═══ Records supplied

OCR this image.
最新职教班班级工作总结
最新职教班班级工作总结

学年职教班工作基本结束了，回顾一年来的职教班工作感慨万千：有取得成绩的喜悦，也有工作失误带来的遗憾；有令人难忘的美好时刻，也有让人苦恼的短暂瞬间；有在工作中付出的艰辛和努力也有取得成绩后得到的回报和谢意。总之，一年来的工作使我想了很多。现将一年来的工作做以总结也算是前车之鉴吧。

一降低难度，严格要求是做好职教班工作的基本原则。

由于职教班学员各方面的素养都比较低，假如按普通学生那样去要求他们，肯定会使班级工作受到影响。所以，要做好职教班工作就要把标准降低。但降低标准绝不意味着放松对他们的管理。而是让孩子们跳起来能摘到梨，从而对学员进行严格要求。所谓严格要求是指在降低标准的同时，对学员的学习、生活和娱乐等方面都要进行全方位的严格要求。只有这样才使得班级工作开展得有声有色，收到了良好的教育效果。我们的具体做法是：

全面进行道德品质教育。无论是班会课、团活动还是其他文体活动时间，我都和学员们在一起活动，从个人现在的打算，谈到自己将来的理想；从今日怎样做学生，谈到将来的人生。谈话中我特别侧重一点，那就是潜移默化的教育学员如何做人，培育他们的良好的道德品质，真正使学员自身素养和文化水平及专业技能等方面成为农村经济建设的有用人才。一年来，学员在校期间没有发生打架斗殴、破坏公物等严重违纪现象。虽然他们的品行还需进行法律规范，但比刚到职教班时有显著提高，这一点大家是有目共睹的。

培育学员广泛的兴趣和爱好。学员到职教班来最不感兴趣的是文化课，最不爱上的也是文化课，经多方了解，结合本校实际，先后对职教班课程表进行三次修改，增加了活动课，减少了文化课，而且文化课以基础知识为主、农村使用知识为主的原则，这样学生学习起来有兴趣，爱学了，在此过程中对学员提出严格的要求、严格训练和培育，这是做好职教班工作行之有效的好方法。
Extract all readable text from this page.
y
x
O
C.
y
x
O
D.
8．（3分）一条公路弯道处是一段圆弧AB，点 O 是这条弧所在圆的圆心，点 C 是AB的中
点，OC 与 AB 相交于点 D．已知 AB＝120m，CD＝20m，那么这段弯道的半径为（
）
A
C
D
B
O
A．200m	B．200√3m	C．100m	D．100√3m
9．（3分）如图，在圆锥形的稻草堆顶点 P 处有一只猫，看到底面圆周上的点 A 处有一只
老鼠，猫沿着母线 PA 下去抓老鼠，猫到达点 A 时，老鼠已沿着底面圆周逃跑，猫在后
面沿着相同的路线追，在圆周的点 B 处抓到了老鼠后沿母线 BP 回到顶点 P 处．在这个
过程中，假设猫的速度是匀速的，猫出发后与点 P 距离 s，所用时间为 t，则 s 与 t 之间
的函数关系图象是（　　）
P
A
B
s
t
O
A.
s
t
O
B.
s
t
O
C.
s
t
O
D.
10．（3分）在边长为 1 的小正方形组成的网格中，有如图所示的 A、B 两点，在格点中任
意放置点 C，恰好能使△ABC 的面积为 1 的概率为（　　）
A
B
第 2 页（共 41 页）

══════

Reproduce the material above without altering a single character.

OCR this image.
最新职教班班级工作总结
最新职教班班级工作总结

学年职教班工作基本结束了，回顾一年来的职教班工作感慨万千：有取得成绩的喜悦，也有工作失误带来的遗憾；有令人难忘的美好时刻，也有让人苦恼的短暂瞬间；有在工作中付出的艰辛和努力也有取得成绩后得到的回报和谢意。总之，一年来的工作使我想了很多。现将一年来的工作做以总结也算是前车之鉴吧。

一降低难度，严格要求是做好职教班工作的基本原则。

由于职教班学员各方面的素养都比较低，假如按普通学生那样去要求他们，肯定会使班级工作受到影响。所以，要做好职教班工作就要把标准降低。但降低标准绝不意味着放松对他们的管理。而是让孩子们跳起来能摘到梨，从而对学员进行严格要求。所谓严格要求是指在降低标准的同时，对学员的学习、生活和娱乐等方面都要进行全方位的严格要求。只有这样才使得班级工作开展得有声有色，收到了良好的教育效果。我们的具体做法是：

全面进行道德品质教育。无论是班会课、团活动还是其他文体活动时间，我都和学员们在一起活动，从个人现在的打算，谈到自己将来的理想；从今日怎样做学生，谈到将来的人生。谈话中我特别侧重一点，那就是潜移默化的教育学员如何做人，培育他们的良好的道德品质，真正使学员自身素养和文化水平及专业技能等方面成为农村经济建设的有用人才。一年来，学员在校期间没有发生打架斗殴、破坏公物等严重违纪现象。虽然他们的品行还需进行法律规范，但比刚到职教班时有显著提高，这一点大家是有目共睹的。

培育学员广泛的兴趣和爱好。学员到职教班来最不感兴趣的是文化课，最不爱上的也是文化课，经多方了解，结合本校实际，先后对职教班课程表进行三次修改，增加了活动课，减少了文化课，而且文化课以基础知识为主、农村使用知识为主的原则，这样学生学习起来有兴趣，爱学了，在此过程中对学员提出严格的要求、严格训练和培育，这是做好职教班工作行之有效的好方法。
Extract all readable text from this page.
y
x
O
C.
y
x
O
D.
8．（3分）一条公路弯道处是一段圆弧AB，点 O 是这条弧所在圆的圆心，点 C 是AB的中
点，OC 与 AB 相交于点 D．已知 AB＝120m，CD＝20m，那么这段弯道的半径为（
）
A
C
D
B
O
A．200m	B．200√3m	C．100m	D．100√3m
9．（3分）如图，在圆锥形的稻草堆顶点 P 处有一只猫，看到底面圆周上的点 A 处有一只
老鼠，猫沿着母线 PA 下去抓老鼠，猫到达点 A 时，老鼠已沿着底面圆周逃跑，猫在后
面沿着相同的路线追，在圆周的点 B 处抓到了老鼠后沿母线 BP 回到顶点 P 处．在这个
过程中，假设猫的速度是匀速的，猫出发后与点 P 距离 s，所用时间为 t，则 s 与 t 之间
的函数关系图象是（　　）
P
A
B
s
t
O
A.
s
t
O
B.
s
t
O
C.
s
t
O
D.
10．（3分）在边长为 1 的小正方形组成的网格中，有如图所示的 A、B 两点，在格点中任
意放置点 C，恰好能使△ABC 的面积为 1 的概率为（　　）
A
B
第 2 页（共 41 页）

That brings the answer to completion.